(Text):
____
They say personalities are formed in the womb.   I have heard other parents comment on how different their kids personalities are, much like a litter of kittens who all have different traits…is this an evolutionary strategy?   One kitten is loving, one is mean, one is standoffish…does this maximize mom’s chances of seeing her genes passed on?

I guess we will find out.  

Winning Ugly

The week Alana was born I managed 8.75 hrs on the bike and a good 2.5 free weights and yoga – no small feat given the challenges of having a new human during that time frame. 6 days in a row on a stationary bike left my mind numb, my knees aflamed, and my hip aching from twisting sideways to use my laptop sitting on top of the adjacent ironing board.

I’ve had a lot of time with my sweat and my thoughts.   Among code control issues, email and blogging I’ve been reading Ender in Exile, a sequel of sorts to the classic Ender’s Game.   I read the first one a few years ago, and it was tired characters with ridiculous dialog, but cool ideas of morality and politics in the future.   The 20-year later sequel is much the same – I am liking it in a very painful way, much like the trainer.

i’ve also been watching Traitor, which has Don Cheedle who is pretty much my new favorite actor, and a fair portrayal of muslim extremists.

But finally on Sunday I could get out and ride.   Pass Mtn had been on my mind for being so close and so much rocky work, the best I would get for a gnar fix without it being National.   I’ve ridden Pass Mountain at least 100 times, but seeing Anthony’s pics made me feel like weeping with the joy of discovery.   Its going to be another good spring .

I finally got out at 3 after a stressful day of Day 2 with 2 t.Humans, and i just got a feeling this ride would be good.   I got a spot i think i never got before on the front side where the line is over a big toothy rock or through a deraileur-eating slot…i opted for over the jagged rock outcropping and when it happened its smoothness felt like nothing much at all.   For a while there I got the entire climb.   I sessioned the hard stretch on the north face and unlocked it all, rolled the DH with about as much poise as I’ve put together.   A couple weeks ago this switch went off in my head, where i think i finally got it and figured out how to lay off the front brake and carry speed and carve with the back.   I can’t explain why this took so long, not grabbing the front brake is fundamental and key to the gnarly descents, but letting the speed flow and carving a turn is harder but easier and much much faster.   It feels like those long calm runs through the powder in the blue glades at Wolf Creek, this synergy from boarding coming over into my riding.   1:55 including Cat’s Peak Pass and sessioning, maybe the best day on Pass Mountain I’ve ever had.

I got home feeling great and to everyone sleeping, so Kila and I headed right back out to freeride.   What the hell, I already had on the shoes and knee pads.   The drainage washes off Recker road have some 20 degree 20 yard rocky chunky runoff chutes, and i’ve been practicing turning right into and down them and letting it flow.   Knowing its predictability has made it comfortable, it being comfortable has made it easy, it being easy is making me push my boundaries.

Hiking with Kila below Red Mtn Park last week I round a sharp embankment into a wash, bigger and steeper than the one I practice jumps off.     Its hard to describe how steep and uneven this looks staring down at it, but i knew it was so so so gettable.   I felt the same way about the runoff chutes the first time.   I hit it about 5 times,   picking harder lines each time, and feeling jitters for the first three til I just got comfy with it.   Its not anything special, and the pics are not ego shots but more so I can train myself to see how easy this is. The video was my worst run, cause it was dark and I’d pounded a brew.

Kila was supportive, but little interested in my progressions, as seen in the photo;   reps on this are going to make me so much better.   I can’t wait for Beckie to get back out on the bike, and come for a doggy freeride with me and get some of this back under her.     I wrote this post during a 2.5 hour yawnfest on the trainer, and my knees and back hurt.
____
(Given information):
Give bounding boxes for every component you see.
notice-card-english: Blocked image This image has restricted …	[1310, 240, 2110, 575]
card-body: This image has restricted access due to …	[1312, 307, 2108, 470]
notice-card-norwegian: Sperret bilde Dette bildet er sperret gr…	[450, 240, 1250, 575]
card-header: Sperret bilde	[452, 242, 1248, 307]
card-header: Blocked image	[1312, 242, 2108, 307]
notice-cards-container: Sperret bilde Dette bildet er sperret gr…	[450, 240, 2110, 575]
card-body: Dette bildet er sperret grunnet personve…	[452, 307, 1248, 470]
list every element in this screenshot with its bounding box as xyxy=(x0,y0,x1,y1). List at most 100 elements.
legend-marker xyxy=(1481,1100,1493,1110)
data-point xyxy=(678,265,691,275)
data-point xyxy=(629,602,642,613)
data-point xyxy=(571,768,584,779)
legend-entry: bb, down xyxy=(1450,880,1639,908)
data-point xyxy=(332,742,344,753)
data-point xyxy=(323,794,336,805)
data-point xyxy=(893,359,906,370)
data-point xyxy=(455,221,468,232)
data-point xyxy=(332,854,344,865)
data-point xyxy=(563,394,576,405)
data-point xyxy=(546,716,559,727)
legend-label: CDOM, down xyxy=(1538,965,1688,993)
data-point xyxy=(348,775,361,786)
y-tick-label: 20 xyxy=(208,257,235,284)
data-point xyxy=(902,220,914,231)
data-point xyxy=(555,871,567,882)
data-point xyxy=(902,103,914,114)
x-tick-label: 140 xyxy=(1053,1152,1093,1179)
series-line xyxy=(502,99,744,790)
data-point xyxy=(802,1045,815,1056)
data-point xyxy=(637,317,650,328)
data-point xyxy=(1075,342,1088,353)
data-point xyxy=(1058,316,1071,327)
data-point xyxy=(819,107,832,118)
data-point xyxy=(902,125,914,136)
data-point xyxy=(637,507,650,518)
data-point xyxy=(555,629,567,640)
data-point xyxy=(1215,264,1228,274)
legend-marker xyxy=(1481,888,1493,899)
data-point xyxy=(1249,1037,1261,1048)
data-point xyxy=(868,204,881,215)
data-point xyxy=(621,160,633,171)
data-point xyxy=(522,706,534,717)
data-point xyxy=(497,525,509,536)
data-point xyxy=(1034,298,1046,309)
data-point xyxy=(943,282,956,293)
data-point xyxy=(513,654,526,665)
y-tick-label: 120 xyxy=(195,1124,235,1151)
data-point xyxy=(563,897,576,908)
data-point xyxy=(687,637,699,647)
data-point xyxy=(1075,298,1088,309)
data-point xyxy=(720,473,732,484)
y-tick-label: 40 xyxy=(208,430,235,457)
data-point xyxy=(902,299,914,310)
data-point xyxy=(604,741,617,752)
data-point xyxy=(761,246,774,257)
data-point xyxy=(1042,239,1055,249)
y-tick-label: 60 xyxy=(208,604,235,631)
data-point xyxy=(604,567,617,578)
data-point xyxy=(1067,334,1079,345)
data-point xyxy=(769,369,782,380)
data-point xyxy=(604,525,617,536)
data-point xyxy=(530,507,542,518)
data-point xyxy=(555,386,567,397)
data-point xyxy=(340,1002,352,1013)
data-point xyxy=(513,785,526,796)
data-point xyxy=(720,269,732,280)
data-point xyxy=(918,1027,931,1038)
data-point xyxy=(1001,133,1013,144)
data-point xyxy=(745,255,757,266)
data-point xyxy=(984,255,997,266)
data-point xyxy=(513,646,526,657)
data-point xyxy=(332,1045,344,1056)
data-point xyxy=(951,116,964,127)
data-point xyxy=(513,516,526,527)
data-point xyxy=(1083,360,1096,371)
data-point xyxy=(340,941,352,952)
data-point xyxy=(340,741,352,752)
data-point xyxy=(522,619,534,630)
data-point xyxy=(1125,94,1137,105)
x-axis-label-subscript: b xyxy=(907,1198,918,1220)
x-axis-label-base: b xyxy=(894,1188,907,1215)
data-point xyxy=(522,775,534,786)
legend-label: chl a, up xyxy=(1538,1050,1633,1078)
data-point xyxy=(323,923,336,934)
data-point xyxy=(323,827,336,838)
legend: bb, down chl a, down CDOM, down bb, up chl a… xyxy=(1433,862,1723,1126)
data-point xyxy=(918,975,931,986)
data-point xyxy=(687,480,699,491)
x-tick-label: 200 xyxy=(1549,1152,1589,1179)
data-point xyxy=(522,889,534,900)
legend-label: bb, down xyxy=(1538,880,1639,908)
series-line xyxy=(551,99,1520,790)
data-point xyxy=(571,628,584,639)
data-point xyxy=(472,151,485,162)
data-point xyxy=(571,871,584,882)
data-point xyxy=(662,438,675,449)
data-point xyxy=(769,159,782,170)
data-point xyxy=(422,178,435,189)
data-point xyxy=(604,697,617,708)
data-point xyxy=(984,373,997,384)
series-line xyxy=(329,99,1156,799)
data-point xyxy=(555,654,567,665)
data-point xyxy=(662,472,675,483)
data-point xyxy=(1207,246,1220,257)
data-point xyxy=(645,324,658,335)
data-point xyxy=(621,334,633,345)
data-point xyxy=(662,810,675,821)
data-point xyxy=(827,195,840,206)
____
(Assigned task A):
Say whether each statement agrees with the blog post. Answer yes or no, and quote the deciding words.
(i) The writer has ridden Pass Mountain at least 100 times.
(ii) The Sunday ride on Pass Mountain took more than three hours.
(iii) The writer rode the wash below Red Mtn Park only once.
(Assigned task B):
What book has the writer of the blog post been reading?
The rows are not used in this exercise.

(Written response A):
(i) Yes: "I’ve ridden Pass Mountain at least 100 times"
(ii) No: "1:55 including Cat’s Peak Pass and sessioning"
(iii) No: "I hit it about 5 times"

(Written response B):
Ender in Exile, a sequel of sorts to Ender's Game.